The entries need to be copied exactly.

++++++++++

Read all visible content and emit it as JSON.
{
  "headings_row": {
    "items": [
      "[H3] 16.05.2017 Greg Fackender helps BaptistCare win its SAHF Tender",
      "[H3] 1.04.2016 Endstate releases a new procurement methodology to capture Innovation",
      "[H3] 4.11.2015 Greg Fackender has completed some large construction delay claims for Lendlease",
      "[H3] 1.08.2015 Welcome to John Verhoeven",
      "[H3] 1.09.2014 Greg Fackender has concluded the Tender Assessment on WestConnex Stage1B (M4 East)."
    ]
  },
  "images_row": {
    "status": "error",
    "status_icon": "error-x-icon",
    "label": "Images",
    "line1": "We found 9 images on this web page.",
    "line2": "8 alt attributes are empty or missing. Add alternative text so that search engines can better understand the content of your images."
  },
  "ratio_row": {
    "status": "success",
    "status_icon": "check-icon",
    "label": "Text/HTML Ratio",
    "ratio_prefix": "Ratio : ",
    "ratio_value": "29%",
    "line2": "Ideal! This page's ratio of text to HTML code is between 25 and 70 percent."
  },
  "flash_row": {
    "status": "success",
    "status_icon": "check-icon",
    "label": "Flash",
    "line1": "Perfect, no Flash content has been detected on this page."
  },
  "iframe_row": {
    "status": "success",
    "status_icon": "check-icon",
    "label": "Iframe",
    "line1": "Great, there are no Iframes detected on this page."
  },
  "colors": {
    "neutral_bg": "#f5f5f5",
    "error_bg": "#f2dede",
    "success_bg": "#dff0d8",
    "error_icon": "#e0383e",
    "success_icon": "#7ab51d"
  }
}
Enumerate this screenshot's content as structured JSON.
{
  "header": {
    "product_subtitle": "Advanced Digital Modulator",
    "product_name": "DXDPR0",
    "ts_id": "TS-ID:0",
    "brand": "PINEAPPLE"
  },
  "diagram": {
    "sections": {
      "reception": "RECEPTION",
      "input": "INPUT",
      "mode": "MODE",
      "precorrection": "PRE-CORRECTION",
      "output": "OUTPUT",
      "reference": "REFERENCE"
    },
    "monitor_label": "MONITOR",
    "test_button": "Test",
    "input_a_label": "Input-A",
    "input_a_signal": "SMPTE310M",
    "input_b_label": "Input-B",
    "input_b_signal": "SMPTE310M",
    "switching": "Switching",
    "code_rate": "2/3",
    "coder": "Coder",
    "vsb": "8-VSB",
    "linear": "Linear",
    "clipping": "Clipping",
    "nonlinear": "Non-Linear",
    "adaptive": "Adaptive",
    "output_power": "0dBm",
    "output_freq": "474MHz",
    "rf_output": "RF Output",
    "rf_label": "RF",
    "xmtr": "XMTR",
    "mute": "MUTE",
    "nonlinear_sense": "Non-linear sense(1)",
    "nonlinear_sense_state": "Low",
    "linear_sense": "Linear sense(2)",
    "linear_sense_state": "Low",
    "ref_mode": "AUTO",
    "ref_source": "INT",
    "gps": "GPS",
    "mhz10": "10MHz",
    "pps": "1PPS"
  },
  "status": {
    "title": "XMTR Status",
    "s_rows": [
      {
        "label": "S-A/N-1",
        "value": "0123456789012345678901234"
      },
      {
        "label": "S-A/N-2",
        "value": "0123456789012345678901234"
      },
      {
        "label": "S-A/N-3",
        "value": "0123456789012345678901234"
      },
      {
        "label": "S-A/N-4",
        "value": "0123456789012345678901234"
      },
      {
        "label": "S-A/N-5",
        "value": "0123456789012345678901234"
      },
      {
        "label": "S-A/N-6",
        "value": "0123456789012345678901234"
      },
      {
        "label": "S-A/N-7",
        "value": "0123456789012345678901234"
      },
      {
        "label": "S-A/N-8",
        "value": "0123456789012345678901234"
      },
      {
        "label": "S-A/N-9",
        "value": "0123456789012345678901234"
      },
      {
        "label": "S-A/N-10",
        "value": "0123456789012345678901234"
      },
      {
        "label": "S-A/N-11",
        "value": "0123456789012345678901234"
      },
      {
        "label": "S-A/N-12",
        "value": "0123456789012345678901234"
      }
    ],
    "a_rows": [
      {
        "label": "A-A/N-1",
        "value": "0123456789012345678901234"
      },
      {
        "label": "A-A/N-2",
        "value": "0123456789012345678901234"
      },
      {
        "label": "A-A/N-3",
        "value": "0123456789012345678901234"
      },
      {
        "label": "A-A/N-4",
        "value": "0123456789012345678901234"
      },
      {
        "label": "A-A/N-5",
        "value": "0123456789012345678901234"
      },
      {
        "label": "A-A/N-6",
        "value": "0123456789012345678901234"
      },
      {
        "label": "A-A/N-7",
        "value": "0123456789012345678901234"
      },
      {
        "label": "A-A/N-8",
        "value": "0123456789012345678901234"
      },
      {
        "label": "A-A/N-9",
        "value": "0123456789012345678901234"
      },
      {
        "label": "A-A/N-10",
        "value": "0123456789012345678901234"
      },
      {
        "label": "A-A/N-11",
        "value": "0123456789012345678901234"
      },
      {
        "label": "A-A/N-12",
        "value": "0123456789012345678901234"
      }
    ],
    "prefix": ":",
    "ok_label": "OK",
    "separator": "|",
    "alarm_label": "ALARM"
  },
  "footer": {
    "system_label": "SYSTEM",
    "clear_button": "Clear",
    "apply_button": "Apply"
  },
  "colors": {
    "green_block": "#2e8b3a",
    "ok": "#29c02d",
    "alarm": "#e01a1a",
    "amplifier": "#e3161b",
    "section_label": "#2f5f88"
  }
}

++++++++++

▶ Answer to this task:
Read all visible content and emit it as JSON.
{
  "headings_row": {
    "items": [
      "[H3] 16.05.2017 Greg Fackender helps BaptistCare win its SAHF Tender",
      "[H3] 1.04.2016 Endstate releases a new procurement methodology to capture Innovation",
      "[H3] 4.11.2015 Greg Fackender has completed some large construction delay claims for Lendlease",
      "[H3] 1.08.2015 Welcome to John Verhoeven",
      "[H3] 1.09.2014 Greg Fackender has concluded the Tender Assessment on WestConnex Stage1B (M4 East)."
    ]
  },
  "images_row": {
    "status": "error",
    "status_icon": "error-x-icon",
    "label": "Images",
    "line1": "We found 9 images on this web page.",
    "line2": "8 alt attributes are empty or missing. Add alternative text so that search engines can better understand the content of your images."
  },
  "ratio_row": {
    "status": "success",
    "status_icon": "check-icon",
    "label": "Text/HTML Ratio",
    "ratio_prefix": "Ratio : ",
    "ratio_value": "29%",
    "line2": "Ideal! This page's ratio of text to HTML code is between 25 and 70 percent."
  },
  "flash_row": {
    "status": "success",
    "status_icon": "check-icon",
    "label": "Flash",
    "line1": "Perfect, no Flash content has been detected on this page."
  },
  "iframe_row": {
    "status": "success",
    "status_icon": "check-icon",
    "label": "Iframe",
    "line1": "Great, there are no Iframes detected on this page."
  },
  "colors": {
    "neutral_bg": "#f5f5f5",
    "error_bg": "#f2dede",
    "success_bg": "#dff0d8",
    "error_icon": "#e0383e",
    "success_icon": "#7ab51d"
  }
}
Enumerate this screenshot's content as structured JSON.
{
  "header": {
    "product_subtitle": "Advanced Digital Modulator",
    "product_name": "DXDPR0",
    "ts_id": "TS-ID:0",
    "brand": "PINEAPPLE"
  },
  "diagram": {
    "sections": {
      "reception": "RECEPTION",
      "input": "INPUT",
      "mode": "MODE",
      "precorrection": "PRE-CORRECTION",
      "output": "OUTPUT",
      "reference": "REFERENCE"
    },
    "monitor_label": "MONITOR",
    "test_button": "Test",
    "input_a_label": "Input-A",
    "input_a_signal": "SMPTE310M",
    "input_b_label": "Input-B",
    "input_b_signal": "SMPTE310M",
    "switching": "Switching",
    "code_rate": "2/3",
    "coder": "Coder",
    "vsb": "8-VSB",
    "linear": "Linear",
    "clipping": "Clipping",
    "nonlinear": "Non-Linear",
    "adaptive": "Adaptive",
    "output_power": "0dBm",
    "output_freq": "474MHz",
    "rf_output": "RF Output",
    "rf_label": "RF",
    "xmtr": "XMTR",
    "mute": "MUTE",
    "nonlinear_sense": "Non-linear sense(1)",
    "nonlinear_sense_state": "Low",
    "linear_sense": "Linear sense(2)",
    "linear_sense_state": "Low",
    "ref_mode": "AUTO",
    "ref_source": "INT",
    "gps": "GPS",
    "mhz10": "10MHz",
    "pps": "1PPS"
  },
  "status": {
    "title": "XMTR Status",
    "s_rows": [
      {
        "label": "S-A/N-1",
        "value": "0123456789012345678901234"
      },
      {
        "label": "S-A/N-2",
        "value": "0123456789012345678901234"
      },
      {
        "label": "S-A/N-3",
        "value": "0123456789012345678901234"
      },
      {
        "label": "S-A/N-4",
        "value": "0123456789012345678901234"
      },
      {
        "label": "S-A/N-5",
        "value": "0123456789012345678901234"
      },
      {
        "label": "S-A/N-6",
        "value": "0123456789012345678901234"
      },
      {
        "label": "S-A/N-7",
        "value": "0123456789012345678901234"
      },
      {
        "label": "S-A/N-8",
        "value": "0123456789012345678901234"
      },
      {
        "label": "S-A/N-9",
        "value": "0123456789012345678901234"
      },
      {
        "label": "S-A/N-10",
        "value": "0123456789012345678901234"
      },
      {
        "label": "S-A/N-11",
        "value": "0123456789012345678901234"
      },
      {
        "label": "S-A/N-12",
        "value": "0123456789012345678901234"
      }
    ],
    "a_rows": [
      {
        "label": "A-A/N-1",
        "value": "0123456789012345678901234"
      },
      {
        "label": "A-A/N-2",
        "value": "0123456789012345678901234"
      },
      {
        "label": "A-A/N-3",
        "value": "0123456789012345678901234"
      },
      {
        "label": "A-A/N-4",
        "value": "0123456789012345678901234"
      },
      {
        "label": "A-A/N-5",
        "value": "0123456789012345678901234"
      },
      {
        "label": "A-A/N-6",
        "value": "0123456789012345678901234"
      },
      {
        "label": "A-A/N-7",
        "value": "0123456789012345678901234"
      },
      {
        "label": "A-A/N-8",
        "value": "0123456789012345678901234"
      },
      {
        "label": "A-A/N-9",
        "value": "0123456789012345678901234"
      },
      {
        "label": "A-A/N-10",
        "value": "0123456789012345678901234"
      },
      {
        "label": "A-A/N-11",
        "value": "0123456789012345678901234"
      },
      {
        "label": "A-A/N-12",
        "value": "0123456789012345678901234"
      }
    ],
    "prefix": ":",
    "ok_label": "OK",
    "separator": "|",
    "alarm_label": "ALARM"
  },
  "footer": {
    "system_label": "SYSTEM",
    "clear_button": "Clear",
    "apply_button": "Apply"
  },
  "colors": {
    "green_block": "#2e8b3a",
    "ok": "#29c02d",
    "alarm": "#e01a1a",
    "amplifier": "#e3161b",
    "section_label": "#2f5f88"
  }
}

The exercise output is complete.